Consegne:
[1] Indichi se ciascuna delle seguenti affermazioni concorda con il brano sui rosati marchigiani, rispondendo sì o no e citando tra virgolette le parole decisive del brano: (a) il Rosa di Montacuto è prodotto dal 1987; (b) il Marche rosato Fiori è dell'annata 2011; (c) Stefano ricopre il ruolo di enologo.
[2] Trascriva nuovamente le righe dei record, cominciando da quella che contiene "I need the location" e fermandosi dopo quella che contiene "data-label: 67% [348, 252, 381, 270]". Sostituisca "legend-swatch" con "legend-marker" e lasci invariato tutto il resto.

Brano proposto:

Sono stati davvero una bella fonte di sorpresa quest’estate i rosati marchigiani. Dapprima il
Marche rosato Serrarosa 2011 a base della misteriosa uva
Vernaccia Nera di cui ho scritto qui
in questo articolo qualche tempo fa, poi altri vini, a base di uve sorprendenti (presto vi racconterò dell’eleganza sapida e nervosa di un rosato denominato
Rosa a base di un’altra cultivar poco nota come la
Lacrima di Morro d’Alba, prodotto ad Ostra da Conti di Buscareto) mi hanno mostrato come esista una sorta di via marchigiana al rosato. Tracciata anche da un classico, prodotto a partire dal 1987, come il
Rosa di Montacuto a base Montepulciano, Sangiovese, Alicante nero di Moroder. Il rosato di quella splendida regione, sicuramente segnata da un vino di grande personalità e notorietà come il Verdicchio dei Castelli di Jesi, che oggi voglio consigliarvi l’avevo già segnalato, en passant, nell’articolo della scorsa settimana dedicato al
Montepulciano Cerasuolo di Cataldi Madonna.
Si tratta del
Marche rosato Fiori, annata 2012, prodotto dalla
Fattoria Villa Ligi di Pergola, proprietà della famiglia Tonelli, la cui tradizione vitivinicola risale almeno a tre generazioni addietro, quando nel 1912, Antonio Tonelli “iniziò a vinificare da filari di viti che aveva impiantato in località Valrea, in mezzo ai campi di grano e granturco, come usava allora. Tradizione che fu poi seguita e ampliata da Cesare, padre di Francesco e da suo fratello Marino, che divennero, oltre che dei buoni produttori, anche ottimi commercianti di vino”. E tradizione che vede oggi l’impegno di Francesco, come vignaiolo e del figlio Stefano come enologo, coadiuvati, quale responsabile di produzione dal modenese Marco Gozzi, di cui
ho apprezzato su Lemillebolleblog un proprio personale metodo classico millesimato.

Record di origine:
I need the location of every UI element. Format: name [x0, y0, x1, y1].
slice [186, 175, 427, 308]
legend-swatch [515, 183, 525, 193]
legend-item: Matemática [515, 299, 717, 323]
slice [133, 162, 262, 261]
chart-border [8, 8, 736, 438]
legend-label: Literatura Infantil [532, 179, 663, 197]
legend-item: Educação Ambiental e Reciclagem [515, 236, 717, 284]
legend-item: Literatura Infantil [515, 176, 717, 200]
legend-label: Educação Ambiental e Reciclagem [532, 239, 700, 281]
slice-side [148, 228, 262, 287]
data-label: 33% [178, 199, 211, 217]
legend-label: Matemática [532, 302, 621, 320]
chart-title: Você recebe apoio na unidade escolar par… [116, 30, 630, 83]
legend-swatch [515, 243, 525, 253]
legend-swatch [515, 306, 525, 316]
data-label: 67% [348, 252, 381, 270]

--

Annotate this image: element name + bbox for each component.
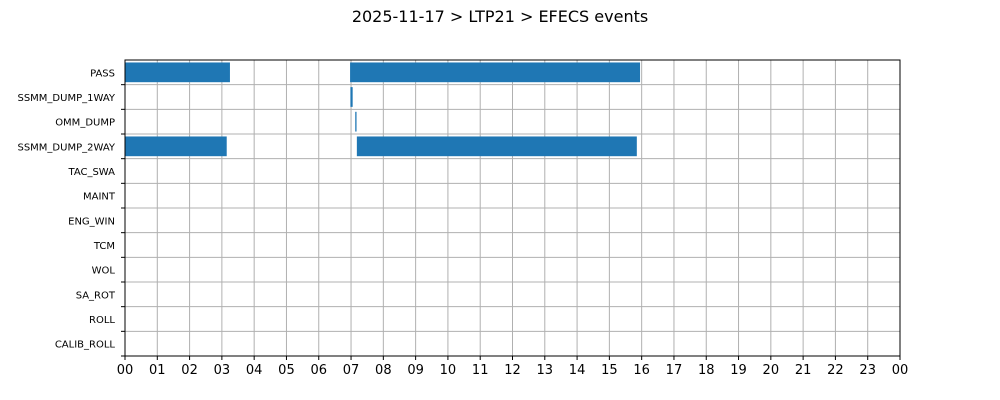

==

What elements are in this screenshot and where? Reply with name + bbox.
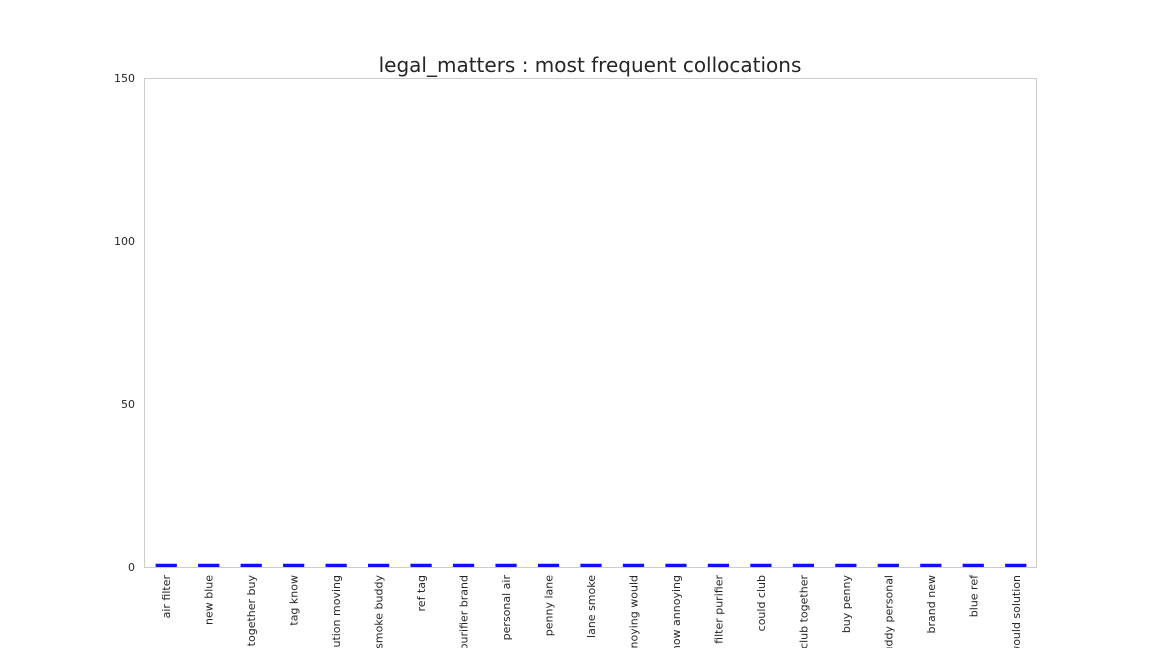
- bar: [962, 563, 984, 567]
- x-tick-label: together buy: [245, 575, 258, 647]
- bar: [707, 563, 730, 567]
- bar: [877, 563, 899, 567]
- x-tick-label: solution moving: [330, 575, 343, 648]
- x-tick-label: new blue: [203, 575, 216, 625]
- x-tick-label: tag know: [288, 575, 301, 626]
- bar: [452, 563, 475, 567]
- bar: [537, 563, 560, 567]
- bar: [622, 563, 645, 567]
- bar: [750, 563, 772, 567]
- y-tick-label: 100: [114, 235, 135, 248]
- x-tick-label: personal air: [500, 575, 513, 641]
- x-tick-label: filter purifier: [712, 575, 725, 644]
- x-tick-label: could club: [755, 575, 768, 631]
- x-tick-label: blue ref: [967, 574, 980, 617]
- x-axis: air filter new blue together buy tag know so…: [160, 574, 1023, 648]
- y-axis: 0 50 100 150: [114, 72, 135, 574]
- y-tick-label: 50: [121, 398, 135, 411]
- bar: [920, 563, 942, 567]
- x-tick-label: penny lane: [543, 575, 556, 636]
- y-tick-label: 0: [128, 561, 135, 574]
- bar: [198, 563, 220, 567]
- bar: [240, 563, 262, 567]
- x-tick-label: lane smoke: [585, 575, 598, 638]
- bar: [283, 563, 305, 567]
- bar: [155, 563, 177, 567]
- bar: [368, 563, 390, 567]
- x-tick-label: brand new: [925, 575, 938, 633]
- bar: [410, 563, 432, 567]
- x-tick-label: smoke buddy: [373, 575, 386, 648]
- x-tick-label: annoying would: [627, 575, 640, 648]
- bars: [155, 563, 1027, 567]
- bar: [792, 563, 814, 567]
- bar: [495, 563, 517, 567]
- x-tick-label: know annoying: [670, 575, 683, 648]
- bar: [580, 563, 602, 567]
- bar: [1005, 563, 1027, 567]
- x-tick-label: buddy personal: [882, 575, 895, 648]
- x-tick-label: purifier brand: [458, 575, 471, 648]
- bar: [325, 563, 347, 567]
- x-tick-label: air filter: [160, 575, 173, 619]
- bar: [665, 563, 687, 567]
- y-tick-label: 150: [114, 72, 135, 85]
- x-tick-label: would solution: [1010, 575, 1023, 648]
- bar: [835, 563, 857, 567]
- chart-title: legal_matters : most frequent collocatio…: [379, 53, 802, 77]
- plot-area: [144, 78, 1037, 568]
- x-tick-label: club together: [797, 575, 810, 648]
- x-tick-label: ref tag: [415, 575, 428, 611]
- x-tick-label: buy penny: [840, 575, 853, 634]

Soluzioni:
[1] (a) Sì: «prodotto a partire dal 1987». (b) No: «Marche rosato Fiori, annata 2012». (c) Sì: «del figlio Stefano come enologo».

[2]
I need the location of every UI element. Format: name [x0, y0, x1, y1].
slice [186, 175, 427, 308]
legend-marker [515, 183, 525, 193]
legend-item: Matemática [515, 299, 717, 323]
slice [133, 162, 262, 261]
chart-border [8, 8, 736, 438]
legend-label: Literatura Infantil [532, 179, 663, 197]
legend-item: Educação Ambiental e Reciclagem [515, 236, 717, 284]
legend-item: Literatura Infantil [515, 176, 717, 200]
legend-label: Educação Ambiental e Reciclagem [532, 239, 700, 281]
slice-side [148, 228, 262, 287]
data-label: 33% [178, 199, 211, 217]
legend-label: Matemática [532, 302, 621, 320]
chart-title: Você recebe apoio na unidade escolar par… [116, 30, 630, 83]
legend-marker [515, 243, 525, 253]
legend-marker [515, 306, 525, 316]
data-label: 67% [348, 252, 381, 270]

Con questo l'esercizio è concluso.